**STATED EXERCISE:** Copy down every line where the string "Realfft" shows up.

**INPUT ROWS:**

------------------------

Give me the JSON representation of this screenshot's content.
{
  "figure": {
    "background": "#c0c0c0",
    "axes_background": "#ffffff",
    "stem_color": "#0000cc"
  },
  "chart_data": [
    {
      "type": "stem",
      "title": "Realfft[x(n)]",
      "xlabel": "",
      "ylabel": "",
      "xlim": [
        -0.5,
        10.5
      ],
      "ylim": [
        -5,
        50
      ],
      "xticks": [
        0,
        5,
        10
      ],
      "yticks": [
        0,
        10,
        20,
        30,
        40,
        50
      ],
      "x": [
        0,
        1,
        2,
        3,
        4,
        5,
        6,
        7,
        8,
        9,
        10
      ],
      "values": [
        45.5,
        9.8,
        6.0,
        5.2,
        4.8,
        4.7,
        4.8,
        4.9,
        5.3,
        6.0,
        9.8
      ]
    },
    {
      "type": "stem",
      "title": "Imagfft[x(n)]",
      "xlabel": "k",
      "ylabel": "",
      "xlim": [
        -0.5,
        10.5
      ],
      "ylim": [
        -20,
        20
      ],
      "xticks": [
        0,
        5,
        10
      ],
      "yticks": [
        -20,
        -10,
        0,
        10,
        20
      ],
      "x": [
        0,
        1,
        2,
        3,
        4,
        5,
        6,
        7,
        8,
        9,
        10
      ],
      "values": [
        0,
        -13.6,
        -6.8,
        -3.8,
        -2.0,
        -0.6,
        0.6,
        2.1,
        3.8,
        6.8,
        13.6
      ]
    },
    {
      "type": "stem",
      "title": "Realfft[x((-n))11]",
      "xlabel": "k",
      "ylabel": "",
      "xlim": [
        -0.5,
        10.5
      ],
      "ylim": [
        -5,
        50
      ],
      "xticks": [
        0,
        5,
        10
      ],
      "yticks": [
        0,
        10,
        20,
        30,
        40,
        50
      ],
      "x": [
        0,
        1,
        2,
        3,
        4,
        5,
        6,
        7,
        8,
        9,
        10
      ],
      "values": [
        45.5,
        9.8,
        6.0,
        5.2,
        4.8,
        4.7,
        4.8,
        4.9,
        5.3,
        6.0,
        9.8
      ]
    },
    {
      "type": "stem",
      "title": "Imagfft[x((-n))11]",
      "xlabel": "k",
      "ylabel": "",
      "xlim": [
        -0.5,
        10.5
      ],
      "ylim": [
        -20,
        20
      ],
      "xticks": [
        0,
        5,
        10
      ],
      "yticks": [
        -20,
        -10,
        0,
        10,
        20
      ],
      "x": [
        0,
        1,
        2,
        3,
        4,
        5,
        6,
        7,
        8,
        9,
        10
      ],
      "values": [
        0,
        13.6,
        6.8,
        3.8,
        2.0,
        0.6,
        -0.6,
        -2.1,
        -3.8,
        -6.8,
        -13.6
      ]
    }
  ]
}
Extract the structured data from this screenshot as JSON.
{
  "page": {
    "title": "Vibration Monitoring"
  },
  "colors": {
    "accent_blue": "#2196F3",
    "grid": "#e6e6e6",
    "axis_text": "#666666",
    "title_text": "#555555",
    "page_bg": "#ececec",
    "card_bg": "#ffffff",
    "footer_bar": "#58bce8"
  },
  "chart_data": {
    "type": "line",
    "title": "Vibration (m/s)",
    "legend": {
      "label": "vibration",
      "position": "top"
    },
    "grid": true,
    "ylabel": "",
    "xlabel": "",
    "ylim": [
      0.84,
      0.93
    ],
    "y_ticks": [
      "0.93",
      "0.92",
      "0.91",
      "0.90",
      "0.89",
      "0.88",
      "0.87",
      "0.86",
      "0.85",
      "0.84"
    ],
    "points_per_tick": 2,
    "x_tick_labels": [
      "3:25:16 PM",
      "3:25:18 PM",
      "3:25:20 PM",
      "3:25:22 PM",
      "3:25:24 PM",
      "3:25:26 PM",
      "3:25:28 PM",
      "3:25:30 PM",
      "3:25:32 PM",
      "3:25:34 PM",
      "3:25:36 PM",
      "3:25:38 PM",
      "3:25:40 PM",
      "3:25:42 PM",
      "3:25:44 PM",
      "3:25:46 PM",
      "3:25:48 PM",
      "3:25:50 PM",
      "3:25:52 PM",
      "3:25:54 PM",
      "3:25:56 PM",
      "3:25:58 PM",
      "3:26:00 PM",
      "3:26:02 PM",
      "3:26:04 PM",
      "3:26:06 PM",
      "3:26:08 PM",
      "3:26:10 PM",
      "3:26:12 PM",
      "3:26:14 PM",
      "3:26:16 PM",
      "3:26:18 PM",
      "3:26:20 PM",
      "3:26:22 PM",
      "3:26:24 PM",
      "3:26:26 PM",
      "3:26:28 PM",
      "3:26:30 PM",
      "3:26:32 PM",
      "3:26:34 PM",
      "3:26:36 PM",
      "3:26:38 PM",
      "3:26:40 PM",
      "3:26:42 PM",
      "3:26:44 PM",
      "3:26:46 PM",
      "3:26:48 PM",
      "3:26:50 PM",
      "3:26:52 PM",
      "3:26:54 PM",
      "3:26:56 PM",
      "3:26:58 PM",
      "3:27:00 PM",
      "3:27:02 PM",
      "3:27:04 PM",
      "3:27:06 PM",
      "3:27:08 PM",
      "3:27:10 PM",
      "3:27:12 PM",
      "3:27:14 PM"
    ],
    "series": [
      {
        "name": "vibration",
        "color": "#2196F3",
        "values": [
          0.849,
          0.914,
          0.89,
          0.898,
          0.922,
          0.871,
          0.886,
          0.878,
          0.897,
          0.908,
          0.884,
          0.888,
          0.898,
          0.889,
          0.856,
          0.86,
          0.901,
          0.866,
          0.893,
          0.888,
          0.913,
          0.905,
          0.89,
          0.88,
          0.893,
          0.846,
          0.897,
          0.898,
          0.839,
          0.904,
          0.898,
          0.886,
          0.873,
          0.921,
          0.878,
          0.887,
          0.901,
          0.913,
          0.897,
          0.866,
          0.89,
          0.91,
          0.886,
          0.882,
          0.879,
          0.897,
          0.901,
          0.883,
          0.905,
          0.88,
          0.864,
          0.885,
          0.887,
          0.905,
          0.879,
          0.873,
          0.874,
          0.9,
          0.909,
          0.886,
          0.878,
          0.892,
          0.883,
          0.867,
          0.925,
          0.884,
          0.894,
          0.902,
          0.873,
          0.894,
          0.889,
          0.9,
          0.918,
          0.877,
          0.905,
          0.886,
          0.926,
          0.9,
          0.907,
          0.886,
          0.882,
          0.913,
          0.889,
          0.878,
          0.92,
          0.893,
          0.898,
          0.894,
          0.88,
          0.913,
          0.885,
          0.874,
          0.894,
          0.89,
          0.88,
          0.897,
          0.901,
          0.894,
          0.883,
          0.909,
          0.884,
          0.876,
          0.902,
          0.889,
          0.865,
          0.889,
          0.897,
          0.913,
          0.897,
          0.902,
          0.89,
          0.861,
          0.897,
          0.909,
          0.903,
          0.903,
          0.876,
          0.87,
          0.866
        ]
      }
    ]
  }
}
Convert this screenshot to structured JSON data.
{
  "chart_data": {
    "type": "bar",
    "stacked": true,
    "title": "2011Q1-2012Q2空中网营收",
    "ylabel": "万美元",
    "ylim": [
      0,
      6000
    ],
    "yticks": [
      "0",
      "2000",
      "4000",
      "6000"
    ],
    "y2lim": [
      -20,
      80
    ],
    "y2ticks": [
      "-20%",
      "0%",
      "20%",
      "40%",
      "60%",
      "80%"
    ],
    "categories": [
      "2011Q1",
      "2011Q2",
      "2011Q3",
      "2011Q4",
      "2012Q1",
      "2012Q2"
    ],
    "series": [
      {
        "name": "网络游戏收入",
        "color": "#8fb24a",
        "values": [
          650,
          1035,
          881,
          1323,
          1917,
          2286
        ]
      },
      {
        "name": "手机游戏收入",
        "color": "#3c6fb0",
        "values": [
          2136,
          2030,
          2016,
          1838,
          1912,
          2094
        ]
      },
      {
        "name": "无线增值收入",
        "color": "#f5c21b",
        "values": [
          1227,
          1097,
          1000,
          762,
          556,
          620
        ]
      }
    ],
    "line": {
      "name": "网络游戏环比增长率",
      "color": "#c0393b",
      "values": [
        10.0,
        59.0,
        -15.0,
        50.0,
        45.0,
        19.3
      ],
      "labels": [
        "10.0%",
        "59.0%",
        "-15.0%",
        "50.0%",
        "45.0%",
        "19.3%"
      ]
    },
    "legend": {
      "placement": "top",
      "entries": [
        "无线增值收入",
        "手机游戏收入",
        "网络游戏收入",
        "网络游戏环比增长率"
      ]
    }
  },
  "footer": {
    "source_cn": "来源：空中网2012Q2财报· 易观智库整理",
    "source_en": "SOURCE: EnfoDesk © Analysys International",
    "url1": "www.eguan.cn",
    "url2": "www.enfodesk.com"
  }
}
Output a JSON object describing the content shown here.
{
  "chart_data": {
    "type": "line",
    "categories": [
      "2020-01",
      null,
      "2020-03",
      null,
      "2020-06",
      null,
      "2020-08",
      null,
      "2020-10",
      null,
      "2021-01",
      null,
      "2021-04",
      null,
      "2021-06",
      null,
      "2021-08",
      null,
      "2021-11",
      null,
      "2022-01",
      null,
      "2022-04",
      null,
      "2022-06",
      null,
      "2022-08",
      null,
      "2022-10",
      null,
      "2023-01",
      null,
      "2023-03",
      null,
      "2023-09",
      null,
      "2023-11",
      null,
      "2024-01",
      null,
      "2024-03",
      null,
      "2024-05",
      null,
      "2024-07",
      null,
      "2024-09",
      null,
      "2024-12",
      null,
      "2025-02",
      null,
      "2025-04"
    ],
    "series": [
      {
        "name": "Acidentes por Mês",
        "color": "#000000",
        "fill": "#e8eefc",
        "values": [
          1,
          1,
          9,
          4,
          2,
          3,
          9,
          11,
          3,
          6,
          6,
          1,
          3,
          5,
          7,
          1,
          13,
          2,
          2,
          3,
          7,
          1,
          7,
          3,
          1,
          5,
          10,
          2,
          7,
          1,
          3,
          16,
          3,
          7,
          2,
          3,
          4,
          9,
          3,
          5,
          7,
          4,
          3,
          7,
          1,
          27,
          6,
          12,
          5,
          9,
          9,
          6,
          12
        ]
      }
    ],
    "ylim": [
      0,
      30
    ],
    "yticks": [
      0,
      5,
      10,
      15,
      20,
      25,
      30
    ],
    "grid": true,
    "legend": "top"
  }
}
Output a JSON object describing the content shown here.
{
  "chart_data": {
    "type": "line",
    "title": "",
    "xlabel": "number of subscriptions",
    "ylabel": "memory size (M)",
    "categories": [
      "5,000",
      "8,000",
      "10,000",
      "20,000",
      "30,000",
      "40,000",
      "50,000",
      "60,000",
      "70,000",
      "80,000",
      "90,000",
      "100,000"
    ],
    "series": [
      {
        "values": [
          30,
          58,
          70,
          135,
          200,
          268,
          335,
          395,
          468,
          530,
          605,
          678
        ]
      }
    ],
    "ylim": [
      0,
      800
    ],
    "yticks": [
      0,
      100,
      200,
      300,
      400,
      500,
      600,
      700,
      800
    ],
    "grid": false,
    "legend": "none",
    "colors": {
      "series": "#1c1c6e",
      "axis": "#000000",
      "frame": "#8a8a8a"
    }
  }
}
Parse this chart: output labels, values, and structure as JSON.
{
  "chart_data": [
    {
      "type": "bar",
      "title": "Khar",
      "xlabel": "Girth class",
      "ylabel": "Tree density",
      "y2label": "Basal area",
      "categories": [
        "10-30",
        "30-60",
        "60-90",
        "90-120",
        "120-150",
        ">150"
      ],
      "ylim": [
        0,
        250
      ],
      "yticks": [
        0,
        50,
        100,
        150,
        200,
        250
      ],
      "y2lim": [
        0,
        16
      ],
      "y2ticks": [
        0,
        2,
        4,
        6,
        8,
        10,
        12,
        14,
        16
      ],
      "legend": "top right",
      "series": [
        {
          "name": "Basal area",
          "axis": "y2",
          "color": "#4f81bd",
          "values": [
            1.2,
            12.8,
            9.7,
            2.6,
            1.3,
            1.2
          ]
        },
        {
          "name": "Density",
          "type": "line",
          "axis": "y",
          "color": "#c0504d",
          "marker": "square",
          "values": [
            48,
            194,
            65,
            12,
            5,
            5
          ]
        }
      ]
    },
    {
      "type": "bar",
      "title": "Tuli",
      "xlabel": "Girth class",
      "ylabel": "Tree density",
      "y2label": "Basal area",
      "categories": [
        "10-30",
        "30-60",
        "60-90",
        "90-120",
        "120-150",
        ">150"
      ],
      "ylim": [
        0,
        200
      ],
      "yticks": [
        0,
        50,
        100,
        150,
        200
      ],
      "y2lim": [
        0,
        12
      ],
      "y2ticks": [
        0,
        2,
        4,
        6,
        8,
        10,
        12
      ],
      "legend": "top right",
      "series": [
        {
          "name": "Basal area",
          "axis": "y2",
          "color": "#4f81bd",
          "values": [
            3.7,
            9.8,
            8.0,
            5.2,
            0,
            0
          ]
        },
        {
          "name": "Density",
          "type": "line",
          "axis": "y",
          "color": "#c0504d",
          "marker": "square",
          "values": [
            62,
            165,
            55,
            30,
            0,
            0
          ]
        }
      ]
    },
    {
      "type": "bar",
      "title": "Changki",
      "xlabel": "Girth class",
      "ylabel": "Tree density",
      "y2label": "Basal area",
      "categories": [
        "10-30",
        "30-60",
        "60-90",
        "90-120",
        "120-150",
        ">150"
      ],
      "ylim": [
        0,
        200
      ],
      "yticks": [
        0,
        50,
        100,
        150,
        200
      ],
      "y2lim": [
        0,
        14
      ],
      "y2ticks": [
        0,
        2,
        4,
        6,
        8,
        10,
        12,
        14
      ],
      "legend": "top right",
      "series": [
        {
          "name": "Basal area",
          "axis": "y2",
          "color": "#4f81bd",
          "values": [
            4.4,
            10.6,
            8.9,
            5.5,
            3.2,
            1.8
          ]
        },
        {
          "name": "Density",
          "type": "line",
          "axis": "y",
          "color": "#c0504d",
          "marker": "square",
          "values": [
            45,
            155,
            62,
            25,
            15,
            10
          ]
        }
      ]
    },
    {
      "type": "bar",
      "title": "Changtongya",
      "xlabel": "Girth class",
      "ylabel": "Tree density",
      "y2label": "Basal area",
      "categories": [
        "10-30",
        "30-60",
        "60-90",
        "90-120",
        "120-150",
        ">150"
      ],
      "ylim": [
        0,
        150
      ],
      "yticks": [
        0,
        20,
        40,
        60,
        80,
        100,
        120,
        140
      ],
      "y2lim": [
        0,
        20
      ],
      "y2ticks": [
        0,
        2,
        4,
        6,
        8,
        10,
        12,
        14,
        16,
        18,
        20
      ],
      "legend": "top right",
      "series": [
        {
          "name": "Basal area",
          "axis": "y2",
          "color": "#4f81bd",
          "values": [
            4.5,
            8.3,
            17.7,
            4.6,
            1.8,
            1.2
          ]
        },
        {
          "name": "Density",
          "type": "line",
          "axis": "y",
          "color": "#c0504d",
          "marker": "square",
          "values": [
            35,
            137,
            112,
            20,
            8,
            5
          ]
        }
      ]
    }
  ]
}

------------------------

**EXERCISE OUTPUT:**
      "title": "Realfft[x(n)]",
      "title": "Realfft[x((-n))11]",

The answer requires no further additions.